What you are asked to do >>
Reproduce the material in full, exactly as written.

Extracted material >>
-------------------------

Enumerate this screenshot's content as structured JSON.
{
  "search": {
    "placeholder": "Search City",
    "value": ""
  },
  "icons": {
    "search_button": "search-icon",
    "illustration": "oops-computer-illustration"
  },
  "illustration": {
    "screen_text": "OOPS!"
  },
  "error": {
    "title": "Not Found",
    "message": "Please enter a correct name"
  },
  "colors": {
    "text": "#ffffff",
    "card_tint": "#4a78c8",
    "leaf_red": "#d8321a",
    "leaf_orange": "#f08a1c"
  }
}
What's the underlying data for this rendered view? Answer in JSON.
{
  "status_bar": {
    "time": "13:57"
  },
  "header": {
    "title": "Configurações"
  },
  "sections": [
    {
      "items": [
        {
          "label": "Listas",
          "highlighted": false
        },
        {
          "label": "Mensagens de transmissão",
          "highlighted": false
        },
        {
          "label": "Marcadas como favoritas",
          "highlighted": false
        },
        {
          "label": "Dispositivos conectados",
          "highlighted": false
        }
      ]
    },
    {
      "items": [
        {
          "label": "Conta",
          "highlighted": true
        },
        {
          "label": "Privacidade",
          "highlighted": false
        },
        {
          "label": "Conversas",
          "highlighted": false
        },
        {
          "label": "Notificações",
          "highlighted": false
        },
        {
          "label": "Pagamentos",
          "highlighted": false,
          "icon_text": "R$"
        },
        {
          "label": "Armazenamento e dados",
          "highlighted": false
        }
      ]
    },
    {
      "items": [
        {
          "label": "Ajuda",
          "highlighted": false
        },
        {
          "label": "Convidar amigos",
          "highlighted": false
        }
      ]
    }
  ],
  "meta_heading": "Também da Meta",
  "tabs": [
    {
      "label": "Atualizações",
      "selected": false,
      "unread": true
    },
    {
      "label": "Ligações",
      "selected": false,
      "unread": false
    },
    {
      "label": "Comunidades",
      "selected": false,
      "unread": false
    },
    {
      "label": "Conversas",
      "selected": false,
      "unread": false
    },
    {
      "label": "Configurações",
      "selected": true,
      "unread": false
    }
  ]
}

-------------------------

Exercise answer >>
Enumerate this screenshot's content as structured JSON.
{
  "search": {
    "placeholder": "Search City",
    "value": ""
  },
  "icons": {
    "search_button": "search-icon",
    "illustration": "oops-computer-illustration"
  },
  "illustration": {
    "screen_text": "OOPS!"
  },
  "error": {
    "title": "Not Found",
    "message": "Please enter a correct name"
  },
  "colors": {
    "text": "#ffffff",
    "card_tint": "#4a78c8",
    "leaf_red": "#d8321a",
    "leaf_orange": "#f08a1c"
  }
}
What's the underlying data for this rendered view? Answer in JSON.
{
  "status_bar": {
    "time": "13:57"
  },
  "header": {
    "title": "Configurações"
  },
  "sections": [
    {
      "items": [
        {
          "label": "Listas",
          "highlighted": false
        },
        {
          "label": "Mensagens de transmissão",
          "highlighted": false
        },
        {
          "label": "Marcadas como favoritas",
          "highlighted": false
        },
        {
          "label": "Dispositivos conectados",
          "highlighted": false
        }
      ]
    },
    {
      "items": [
        {
          "label": "Conta",
          "highlighted": true
        },
        {
          "label": "Privacidade",
          "highlighted": false
        },
        {
          "label": "Conversas",
          "highlighted": false
        },
        {
          "label": "Notificações",
          "highlighted": false
        },
        {
          "label": "Pagamentos",
          "highlighted": false,
          "icon_text": "R$"
        },
        {
          "label": "Armazenamento e dados",
          "highlighted": false
        }
      ]
    },
    {
      "items": [
        {
          "label": "Ajuda",
          "highlighted": false
        },
        {
          "label": "Convidar amigos",
          "highlighted": false
        }
      ]
    }
  ],
  "meta_heading": "Também da Meta",
  "tabs": [
    {
      "label": "Atualizações",
      "selected": false,
      "unread": true
    },
    {
      "label": "Ligações",
      "selected": false,
      "unread": false
    },
    {
      "label": "Comunidades",
      "selected": false,
      "unread": false
    },
    {
      "label": "Conversas",
      "selected": false,
      "unread": false
    },
    {
      "label": "Configurações",
      "selected": true,
      "unread": false
    }
  ]
}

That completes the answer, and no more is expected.